Data entries
===
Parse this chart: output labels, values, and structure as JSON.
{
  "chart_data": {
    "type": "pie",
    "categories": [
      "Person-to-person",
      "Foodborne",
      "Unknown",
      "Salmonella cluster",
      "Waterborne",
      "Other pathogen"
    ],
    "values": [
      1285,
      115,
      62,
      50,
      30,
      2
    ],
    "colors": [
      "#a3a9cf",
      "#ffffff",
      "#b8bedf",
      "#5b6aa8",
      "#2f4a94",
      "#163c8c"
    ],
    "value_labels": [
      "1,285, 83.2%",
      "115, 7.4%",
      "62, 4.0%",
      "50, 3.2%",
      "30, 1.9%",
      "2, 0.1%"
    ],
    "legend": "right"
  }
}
===
◆ TASK PROMPT ◆
Exact transcription of the records is all that is wanted.

◆ THE COMPLETED TASK ◆
Parse this chart: output labels, values, and structure as JSON.
{
  "chart_data": {
    "type": "pie",
    "categories": [
      "Person-to-person",
      "Foodborne",
      "Unknown",
      "Salmonella cluster",
      "Waterborne",
      "Other pathogen"
    ],
    "values": [
      1285,
      115,
      62,
      50,
      30,
      2
    ],
    "colors": [
      "#a3a9cf",
      "#ffffff",
      "#b8bedf",
      "#5b6aa8",
      "#2f4a94",
      "#163c8c"
    ],
    "value_labels": [
      "1,285, 83.2%",
      "115, 7.4%",
      "62, 4.0%",
      "50, 3.2%",
      "30, 1.9%",
      "2, 0.1%"
    ],
    "legend": "right"
  }
}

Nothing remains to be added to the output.